Exercise task ▸ Please write out the complete listing that follows, exactly as it reads.

** BEGIN Items **

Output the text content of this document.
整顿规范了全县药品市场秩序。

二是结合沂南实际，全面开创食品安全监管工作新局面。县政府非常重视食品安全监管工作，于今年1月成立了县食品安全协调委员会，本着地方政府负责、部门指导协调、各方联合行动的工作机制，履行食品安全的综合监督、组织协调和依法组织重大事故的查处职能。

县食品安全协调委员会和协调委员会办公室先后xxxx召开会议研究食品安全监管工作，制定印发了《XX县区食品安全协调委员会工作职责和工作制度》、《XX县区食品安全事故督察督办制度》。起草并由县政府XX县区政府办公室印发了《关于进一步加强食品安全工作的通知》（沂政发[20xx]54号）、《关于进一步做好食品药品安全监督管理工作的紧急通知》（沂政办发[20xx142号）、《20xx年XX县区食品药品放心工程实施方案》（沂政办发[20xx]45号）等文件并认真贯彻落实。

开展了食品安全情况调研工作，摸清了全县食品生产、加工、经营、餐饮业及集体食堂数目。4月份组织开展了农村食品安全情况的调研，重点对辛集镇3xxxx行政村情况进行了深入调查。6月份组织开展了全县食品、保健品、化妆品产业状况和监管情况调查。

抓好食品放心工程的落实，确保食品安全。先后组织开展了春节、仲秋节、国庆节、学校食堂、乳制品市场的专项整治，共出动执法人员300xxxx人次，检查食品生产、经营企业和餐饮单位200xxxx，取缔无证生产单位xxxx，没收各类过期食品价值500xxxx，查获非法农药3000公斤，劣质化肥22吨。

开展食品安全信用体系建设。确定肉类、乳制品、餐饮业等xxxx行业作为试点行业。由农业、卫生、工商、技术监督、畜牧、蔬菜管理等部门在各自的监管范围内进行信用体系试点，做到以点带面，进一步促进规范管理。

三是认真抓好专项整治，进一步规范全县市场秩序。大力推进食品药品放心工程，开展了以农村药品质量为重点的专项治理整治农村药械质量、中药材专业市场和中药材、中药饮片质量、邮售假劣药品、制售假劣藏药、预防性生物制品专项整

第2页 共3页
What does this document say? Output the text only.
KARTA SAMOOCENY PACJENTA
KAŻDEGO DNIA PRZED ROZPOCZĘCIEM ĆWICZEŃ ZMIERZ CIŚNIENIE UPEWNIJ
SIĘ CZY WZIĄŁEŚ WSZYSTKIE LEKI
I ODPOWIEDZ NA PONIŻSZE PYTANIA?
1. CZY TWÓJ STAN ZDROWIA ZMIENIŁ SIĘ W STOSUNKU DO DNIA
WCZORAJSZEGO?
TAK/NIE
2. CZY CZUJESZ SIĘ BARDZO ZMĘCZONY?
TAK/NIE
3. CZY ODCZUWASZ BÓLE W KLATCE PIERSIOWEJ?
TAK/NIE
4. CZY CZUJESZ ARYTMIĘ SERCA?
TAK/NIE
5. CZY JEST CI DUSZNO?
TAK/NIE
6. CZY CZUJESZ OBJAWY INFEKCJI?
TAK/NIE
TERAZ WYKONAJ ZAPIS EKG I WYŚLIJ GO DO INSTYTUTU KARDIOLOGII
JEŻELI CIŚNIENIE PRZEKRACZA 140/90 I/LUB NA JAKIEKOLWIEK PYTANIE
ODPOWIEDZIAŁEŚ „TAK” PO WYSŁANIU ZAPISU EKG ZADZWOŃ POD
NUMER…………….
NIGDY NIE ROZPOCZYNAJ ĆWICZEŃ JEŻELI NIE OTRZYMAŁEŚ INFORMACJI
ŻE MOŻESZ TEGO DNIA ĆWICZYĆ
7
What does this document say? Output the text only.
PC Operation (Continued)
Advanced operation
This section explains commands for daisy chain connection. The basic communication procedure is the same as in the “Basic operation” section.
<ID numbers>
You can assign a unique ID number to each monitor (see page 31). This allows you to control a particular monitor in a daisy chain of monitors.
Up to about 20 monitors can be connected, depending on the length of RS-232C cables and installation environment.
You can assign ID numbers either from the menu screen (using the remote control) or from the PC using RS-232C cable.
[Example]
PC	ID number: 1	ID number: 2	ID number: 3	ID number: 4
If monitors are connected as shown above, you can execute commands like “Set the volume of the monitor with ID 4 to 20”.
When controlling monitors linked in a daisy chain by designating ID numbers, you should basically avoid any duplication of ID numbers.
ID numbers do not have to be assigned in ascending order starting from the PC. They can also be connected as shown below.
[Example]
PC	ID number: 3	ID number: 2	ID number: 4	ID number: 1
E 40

** END Items **

Output of the task ▸
Output the text content of this document.
整顿规范了全县药品市场秩序。

二是结合沂南实际，全面开创食品安全监管工作新局面。县政府非常重视食品安全监管工作，于今年1月成立了县食品安全协调委员会，本着地方政府负责、部门指导协调、各方联合行动的工作机制，履行食品安全的综合监督、组织协调和依法组织重大事故的查处职能。

县食品安全协调委员会和协调委员会办公室先后xxxx召开会议研究食品安全监管工作，制定印发了《XX县区食品安全协调委员会工作职责和工作制度》、《XX县区食品安全事故督察督办制度》。起草并由县政府XX县区政府办公室印发了《关于进一步加强食品安全工作的通知》（沂政发[20xx]54号）、《关于进一步做好食品药品安全监督管理工作的紧急通知》（沂政办发[20xx142号）、《20xx年XX县区食品药品放心工程实施方案》（沂政办发[20xx]45号）等文件并认真贯彻落实。

开展了食品安全情况调研工作，摸清了全县食品生产、加工、经营、餐饮业及集体食堂数目。4月份组织开展了农村食品安全情况的调研，重点对辛集镇3xxxx行政村情况进行了深入调查。6月份组织开展了全县食品、保健品、化妆品产业状况和监管情况调查。

抓好食品放心工程的落实，确保食品安全。先后组织开展了春节、仲秋节、国庆节、学校食堂、乳制品市场的专项整治，共出动执法人员300xxxx人次，检查食品生产、经营企业和餐饮单位200xxxx，取缔无证生产单位xxxx，没收各类过期食品价值500xxxx，查获非法农药3000公斤，劣质化肥22吨。

开展食品安全信用体系建设。确定肉类、乳制品、餐饮业等xxxx行业作为试点行业。由农业、卫生、工商、技术监督、畜牧、蔬菜管理等部门在各自的监管范围内进行信用体系试点，做到以点带面，进一步促进规范管理。

三是认真抓好专项整治，进一步规范全县市场秩序。大力推进食品药品放心工程，开展了以农村药品质量为重点的专项治理整治农村药械质量、中药材专业市场和中药材、中药饮片质量、邮售假劣药品、制售假劣藏药、预防性生物制品专项整

第2页 共3页
What does this document say? Output the text only.
KARTA SAMOOCENY PACJENTA
KAŻDEGO DNIA PRZED ROZPOCZĘCIEM ĆWICZEŃ ZMIERZ CIŚNIENIE UPEWNIJ
SIĘ CZY WZIĄŁEŚ WSZYSTKIE LEKI
I ODPOWIEDZ NA PONIŻSZE PYTANIA?
1. CZY TWÓJ STAN ZDROWIA ZMIENIŁ SIĘ W STOSUNKU DO DNIA
WCZORAJSZEGO?
TAK/NIE
2. CZY CZUJESZ SIĘ BARDZO ZMĘCZONY?
TAK/NIE
3. CZY ODCZUWASZ BÓLE W KLATCE PIERSIOWEJ?
TAK/NIE
4. CZY CZUJESZ ARYTMIĘ SERCA?
TAK/NIE
5. CZY JEST CI DUSZNO?
TAK/NIE
6. CZY CZUJESZ OBJAWY INFEKCJI?
TAK/NIE
TERAZ WYKONAJ ZAPIS EKG I WYŚLIJ GO DO INSTYTUTU KARDIOLOGII
JEŻELI CIŚNIENIE PRZEKRACZA 140/90 I/LUB NA JAKIEKOLWIEK PYTANIE
ODPOWIEDZIAŁEŚ „TAK” PO WYSŁANIU ZAPISU EKG ZADZWOŃ POD
NUMER…………….
NIGDY NIE ROZPOCZYNAJ ĆWICZEŃ JEŻELI NIE OTRZYMAŁEŚ INFORMACJI
ŻE MOŻESZ TEGO DNIA ĆWICZYĆ
7
What does this document say? Output the text only.
PC Operation (Continued)
Advanced operation
This section explains commands for daisy chain connection. The basic communication procedure is the same as in the “Basic operation” section.
<ID numbers>
You can assign a unique ID number to each monitor (see page 31). This allows you to control a particular monitor in a daisy chain of monitors.
Up to about 20 monitors can be connected, depending on the length of RS-232C cables and installation environment.
You can assign ID numbers either from the menu screen (using the remote control) or from the PC using RS-232C cable.
[Example]
PC	ID number: 1	ID number: 2	ID number: 3	ID number: 4
If monitors are connected as shown above, you can execute commands like “Set the volume of the monitor with ID 4 to 20”.
When controlling monitors linked in a daisy chain by designating ID numbers, you should basically avoid any duplication of ID numbers.
ID numbers do not have to be assigned in ascending order starting from the PC. They can also be connected as shown below.
[Example]
PC	ID number: 3	ID number: 2	ID number: 4	ID number: 1
E 40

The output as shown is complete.